Collected data
= = =
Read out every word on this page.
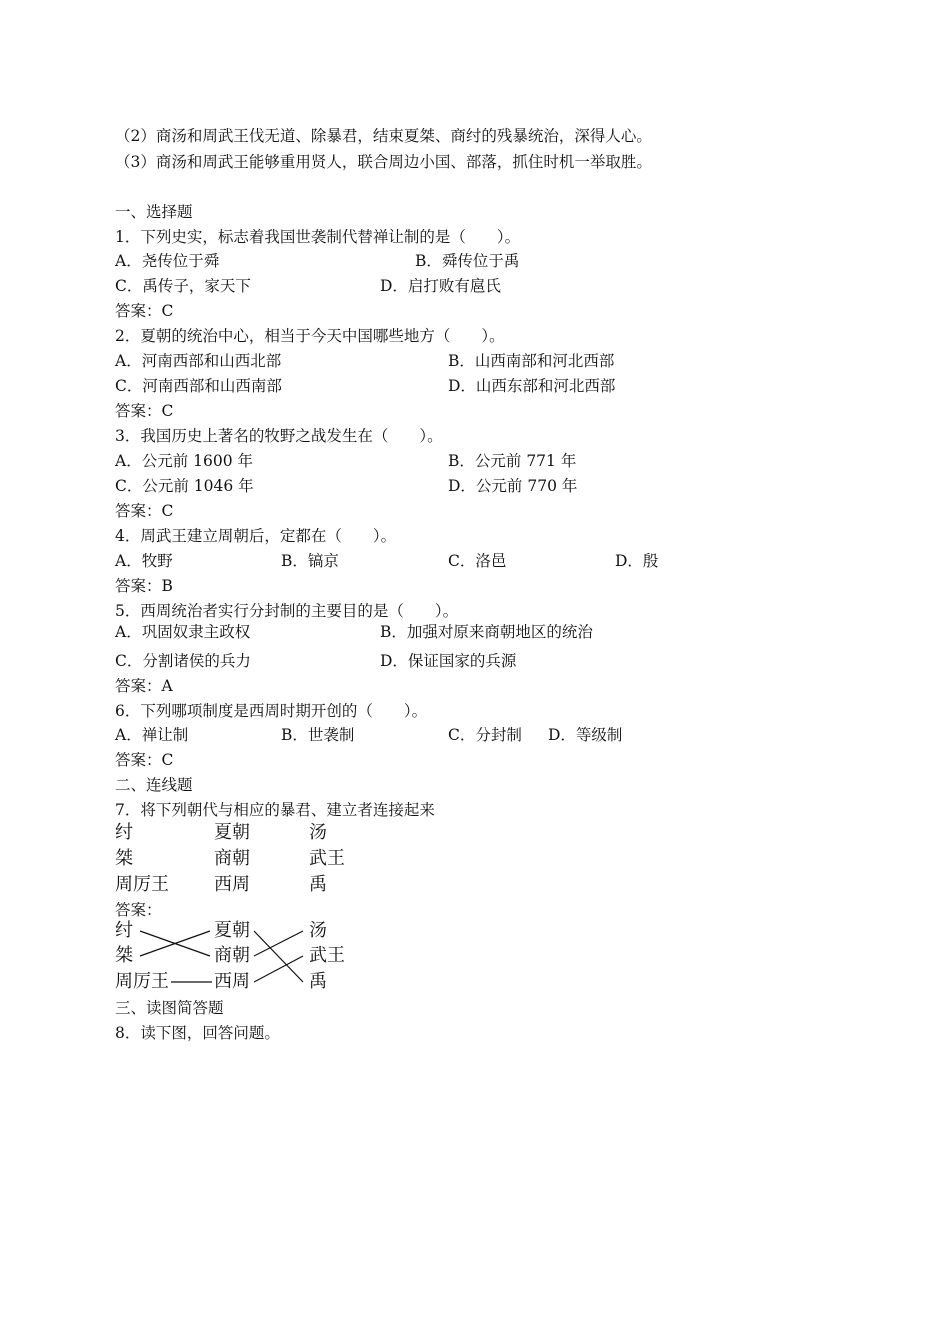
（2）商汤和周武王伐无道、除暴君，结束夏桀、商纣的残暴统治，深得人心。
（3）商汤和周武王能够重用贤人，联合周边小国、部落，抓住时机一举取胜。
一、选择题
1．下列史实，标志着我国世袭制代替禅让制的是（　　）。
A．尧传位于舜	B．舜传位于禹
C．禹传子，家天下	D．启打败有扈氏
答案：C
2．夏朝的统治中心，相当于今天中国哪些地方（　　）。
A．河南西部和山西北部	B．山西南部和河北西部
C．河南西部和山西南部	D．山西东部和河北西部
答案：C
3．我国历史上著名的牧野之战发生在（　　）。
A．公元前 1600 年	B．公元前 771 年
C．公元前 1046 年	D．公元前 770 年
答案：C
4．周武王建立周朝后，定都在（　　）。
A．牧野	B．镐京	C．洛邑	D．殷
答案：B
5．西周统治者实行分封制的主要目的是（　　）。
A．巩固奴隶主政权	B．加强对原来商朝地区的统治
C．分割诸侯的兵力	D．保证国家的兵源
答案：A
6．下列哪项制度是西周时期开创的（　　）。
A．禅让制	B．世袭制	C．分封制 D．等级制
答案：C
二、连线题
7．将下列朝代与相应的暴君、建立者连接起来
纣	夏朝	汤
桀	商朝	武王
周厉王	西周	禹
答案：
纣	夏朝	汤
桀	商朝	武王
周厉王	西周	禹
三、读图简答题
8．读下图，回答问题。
= = =
Exercise description
Omit the pictures, and quote the material above exactly as given.

Output below
Read out every word on this page.
（2）商汤和周武王伐无道、除暴君，结束夏桀、商纣的残暴统治，深得人心。
（3）商汤和周武王能够重用贤人，联合周边小国、部落，抓住时机一举取胜。
一、选择题
1．下列史实，标志着我国世袭制代替禅让制的是（　　）。
A．尧传位于舜	B．舜传位于禹
C．禹传子，家天下	D．启打败有扈氏
答案：C
2．夏朝的统治中心，相当于今天中国哪些地方（　　）。
A．河南西部和山西北部	B．山西南部和河北西部
C．河南西部和山西南部	D．山西东部和河北西部
答案：C
3．我国历史上著名的牧野之战发生在（　　）。
A．公元前 1600 年	B．公元前 771 年
C．公元前 1046 年	D．公元前 770 年
答案：C
4．周武王建立周朝后，定都在（　　）。
A．牧野	B．镐京	C．洛邑	D．殷
答案：B
5．西周统治者实行分封制的主要目的是（　　）。
A．巩固奴隶主政权	B．加强对原来商朝地区的统治
C．分割诸侯的兵力	D．保证国家的兵源
答案：A
6．下列哪项制度是西周时期开创的（　　）。
A．禅让制	B．世袭制	C．分封制 D．等级制
答案：C
二、连线题
7．将下列朝代与相应的暴君、建立者连接起来
纣	夏朝	汤
桀	商朝	武王
周厉王	西周	禹
答案：
纣	夏朝	汤
桀	商朝	武王
周厉王	西周	禹
三、读图简答题
8．读下图，回答问题。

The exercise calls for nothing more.